:: To be done ::
Give the number of lines that hold the string "Object". Nothing else is needed.

○ ○ ○ ○ ○

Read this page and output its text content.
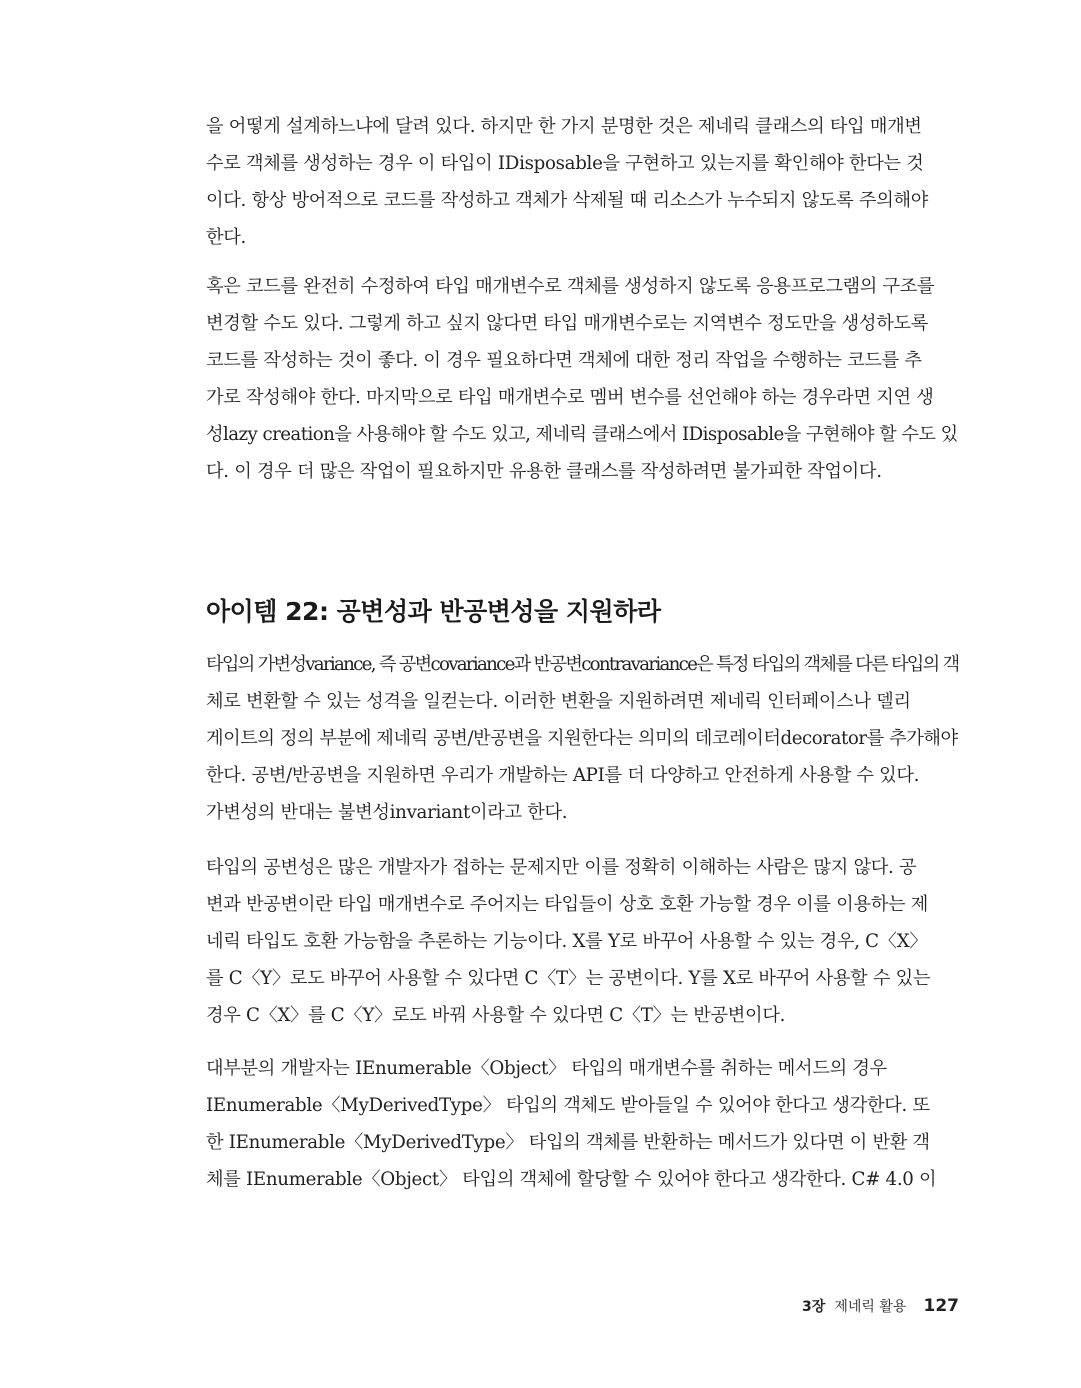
을 어떻게 설계하느냐에 달려 있다. 하지만 한 가지 분명한 것은 제네릭 클래스의 타입 매개변
수로 객체를 생성하는 경우 이 타입이 IDisposable을 구현하고 있는지를 확인해야 한다는 것
이다. 항상 방어적으로 코드를 작성하고 객체가 삭제될 때 리소스가 누수되지 않도록 주의해야
한다.
혹은 코드를 완전히 수정하여 타입 매개변수로 객체를 생성하지 않도록 응용프로그램의 구조를
변경할 수도 있다. 그렇게 하고 싶지 않다면 타입 매개변수로는 지역변수 정도만을 생성하도록
코드를 작성하는 것이 좋다. 이 경우 필요하다면 객체에 대한 정리 작업을 수행하는 코드를 추
가로 작성해야 한다. 마지막으로 타입 매개변수로 멤버 변수를 선언해야 하는 경우라면 지연 생
성lazy creation을 사용해야 할 수도 있고, 제네릭 클래스에서 IDisposable을 구현해야 할 수도 있
다. 이 경우 더 많은 작업이 필요하지만 유용한 클래스를 작성하려면 불가피한 작업이다.
아이템 22: 공변성과 반공변성을 지원하라
타입의 가변성variance, 즉 공변covariance과 반공변contravariance은 특정 타입의 객체를 다른 타입의 객
체로 변환할 수 있는 성격을 일컫는다. 이러한 변환을 지원하려면 제네릭 인터페이스나 델리
게이트의 정의 부분에 제네릭 공변/반공변을 지원한다는 의미의 데코레이터decorator를 추가해야
한다. 공변/반공변을 지원하면 우리가 개발하는 API를 더 다양하고 안전하게 사용할 수 있다.
가변성의 반대는 불변성invariant이라고 한다.
타입의 공변성은 많은 개발자가 접하는 문제지만 이를 정확히 이해하는 사람은 많지 않다. 공
변과 반공변이란 타입 매개변수로 주어지는 타입들이 상호 호환 가능할 경우 이를 이용하는 제
네릭 타입도 호환 가능함을 추론하는 기능이다. X를 Y로 바꾸어 사용할 수 있는 경우, C〈X〉
를 C〈Y〉로도 바꾸어 사용할 수 있다면 C〈T〉는 공변이다. Y를 X로 바꾸어 사용할 수 있는
경우 C〈X〉를 C〈Y〉로도 바꿔 사용할 수 있다면 C〈T〉는 반공변이다.
대부분의 개발자는 IEnumerable〈Object〉 타입의 매개변수를 취하는 메서드의 경우
IEnumerable〈MyDerivedType〉 타입의 객체도 받아들일 수 있어야 한다고 생각한다. 또
한 IEnumerable〈MyDerivedType〉 타입의 객체를 반환하는 메서드가 있다면 이 반환 객
체를 IEnumerable〈Object〉 타입의 객체에 할당할 수 있어야 한다고 생각한다. C# 4.0 이
3장 제네릭 활용 127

○ ○ ○ ○ ○

:: Task answer ::
2